[Instructions to follow]:
Copy every line of the data that includes the string "Cuisine".

[The input]:
══════════
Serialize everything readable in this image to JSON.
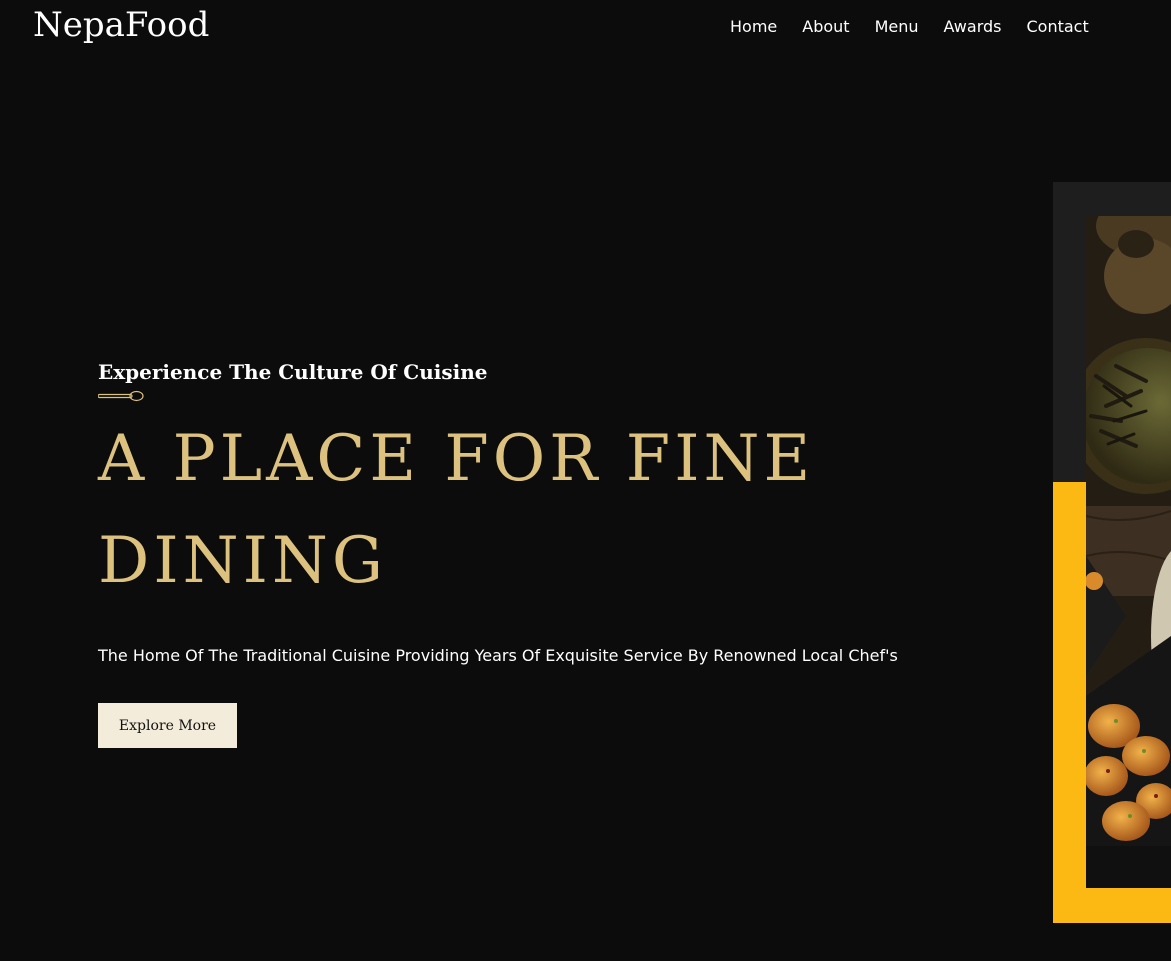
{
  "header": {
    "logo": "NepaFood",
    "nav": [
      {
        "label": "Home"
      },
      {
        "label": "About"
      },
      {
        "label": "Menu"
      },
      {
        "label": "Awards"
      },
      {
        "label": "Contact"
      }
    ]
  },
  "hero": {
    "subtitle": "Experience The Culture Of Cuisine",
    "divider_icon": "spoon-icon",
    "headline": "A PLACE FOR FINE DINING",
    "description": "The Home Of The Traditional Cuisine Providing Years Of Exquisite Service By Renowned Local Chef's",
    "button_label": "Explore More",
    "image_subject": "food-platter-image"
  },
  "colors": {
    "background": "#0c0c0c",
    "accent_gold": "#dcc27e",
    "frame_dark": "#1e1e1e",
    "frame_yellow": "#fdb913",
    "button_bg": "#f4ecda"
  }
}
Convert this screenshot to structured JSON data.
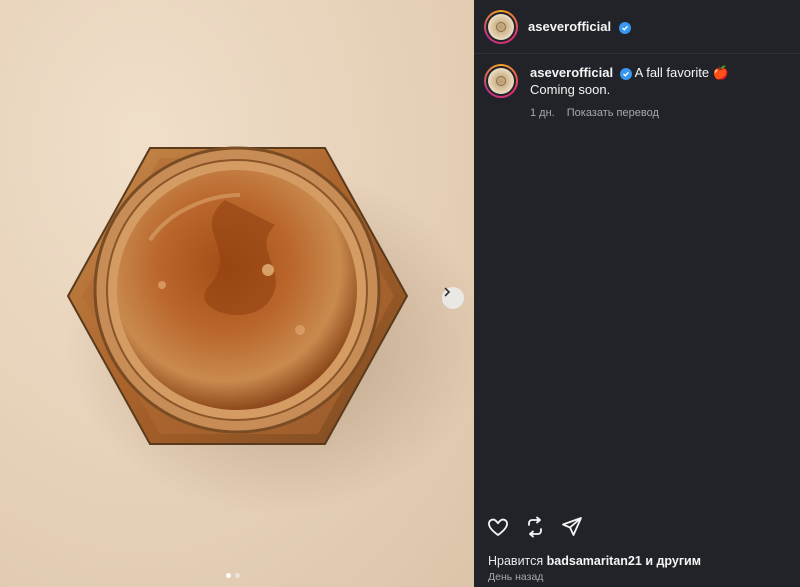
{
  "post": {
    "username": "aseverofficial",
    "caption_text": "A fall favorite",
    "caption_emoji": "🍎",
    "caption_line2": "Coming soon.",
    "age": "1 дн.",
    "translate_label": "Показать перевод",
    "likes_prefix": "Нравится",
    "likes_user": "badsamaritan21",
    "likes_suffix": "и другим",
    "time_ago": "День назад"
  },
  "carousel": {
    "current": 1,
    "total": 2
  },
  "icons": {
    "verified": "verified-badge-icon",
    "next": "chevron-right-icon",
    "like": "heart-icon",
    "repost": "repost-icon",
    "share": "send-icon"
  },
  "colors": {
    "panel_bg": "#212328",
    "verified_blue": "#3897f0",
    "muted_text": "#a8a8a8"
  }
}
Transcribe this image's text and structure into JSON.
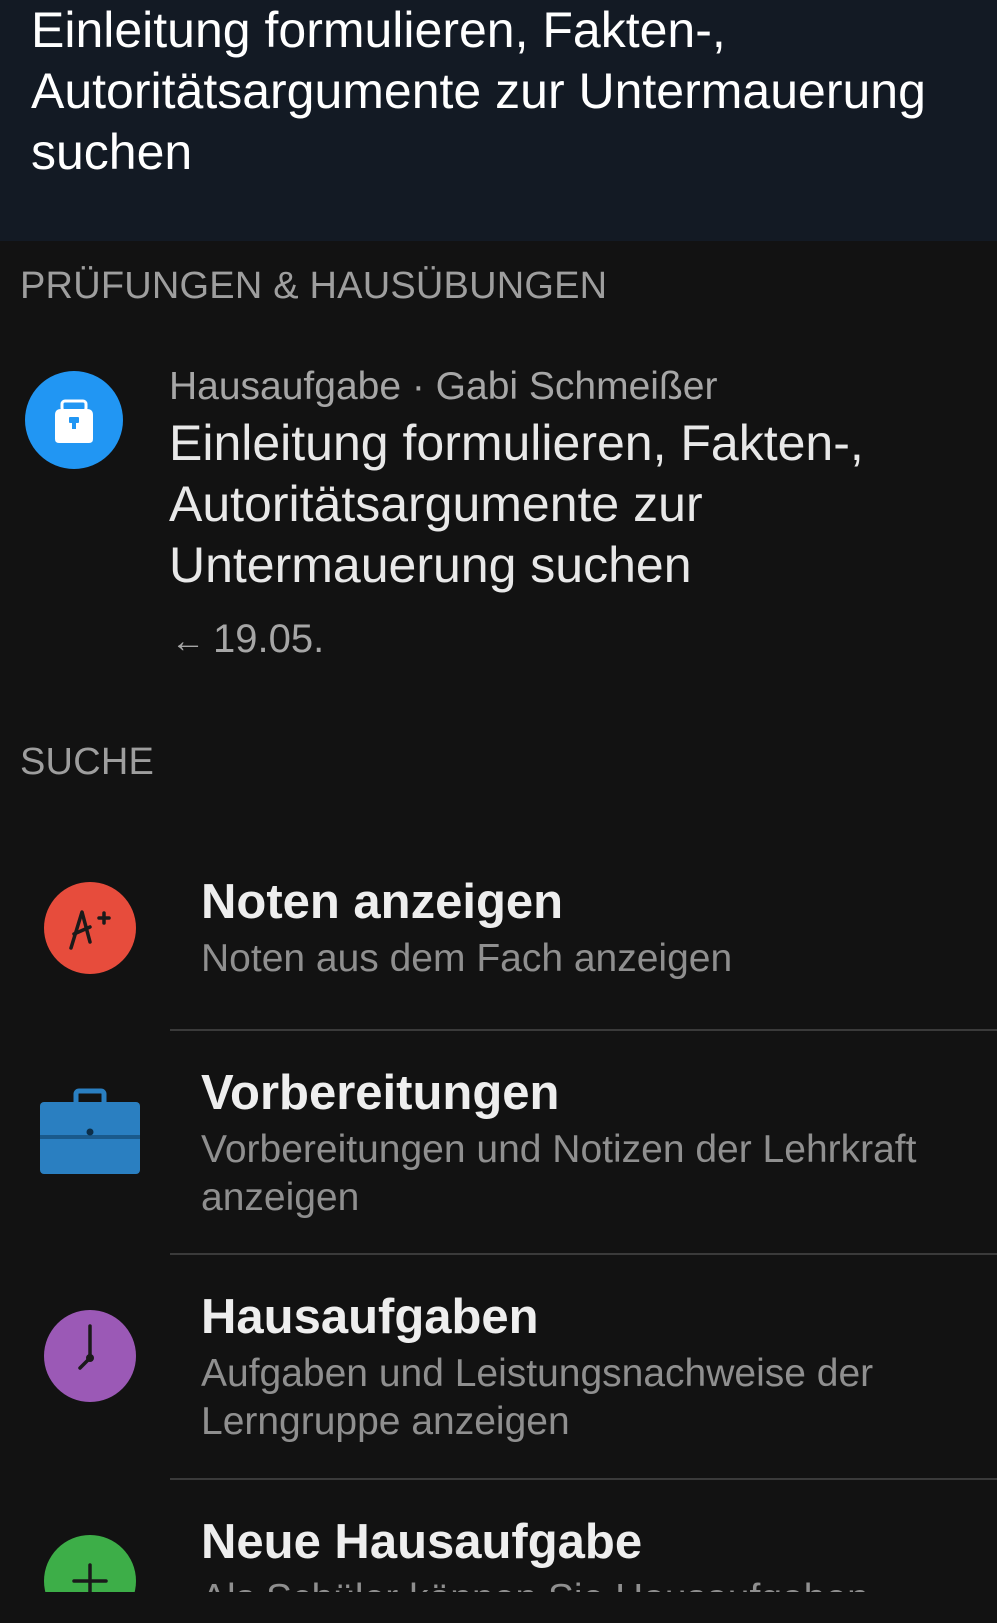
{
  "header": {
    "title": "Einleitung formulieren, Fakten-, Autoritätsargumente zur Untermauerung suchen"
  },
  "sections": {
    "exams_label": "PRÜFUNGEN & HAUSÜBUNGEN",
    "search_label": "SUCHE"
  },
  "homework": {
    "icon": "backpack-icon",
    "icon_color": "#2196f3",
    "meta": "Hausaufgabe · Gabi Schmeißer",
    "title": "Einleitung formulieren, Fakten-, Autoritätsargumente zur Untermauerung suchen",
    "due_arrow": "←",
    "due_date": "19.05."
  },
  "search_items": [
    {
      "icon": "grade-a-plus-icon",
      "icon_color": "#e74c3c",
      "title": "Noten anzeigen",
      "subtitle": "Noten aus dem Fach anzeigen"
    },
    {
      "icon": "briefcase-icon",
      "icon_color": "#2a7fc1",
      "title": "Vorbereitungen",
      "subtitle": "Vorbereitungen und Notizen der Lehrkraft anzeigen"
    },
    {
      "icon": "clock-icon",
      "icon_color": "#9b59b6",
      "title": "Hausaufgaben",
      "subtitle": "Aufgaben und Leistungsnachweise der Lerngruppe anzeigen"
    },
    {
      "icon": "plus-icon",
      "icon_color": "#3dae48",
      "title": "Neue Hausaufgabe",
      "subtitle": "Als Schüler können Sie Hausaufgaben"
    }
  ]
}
══════════
[Response to this exercise]:
    "subtitle": "Experience The Culture Of Cuisine",
    "description": "The Home Of The Traditional Cuisine Providing Years Of Exquisite Service By Renowned Local Chef's",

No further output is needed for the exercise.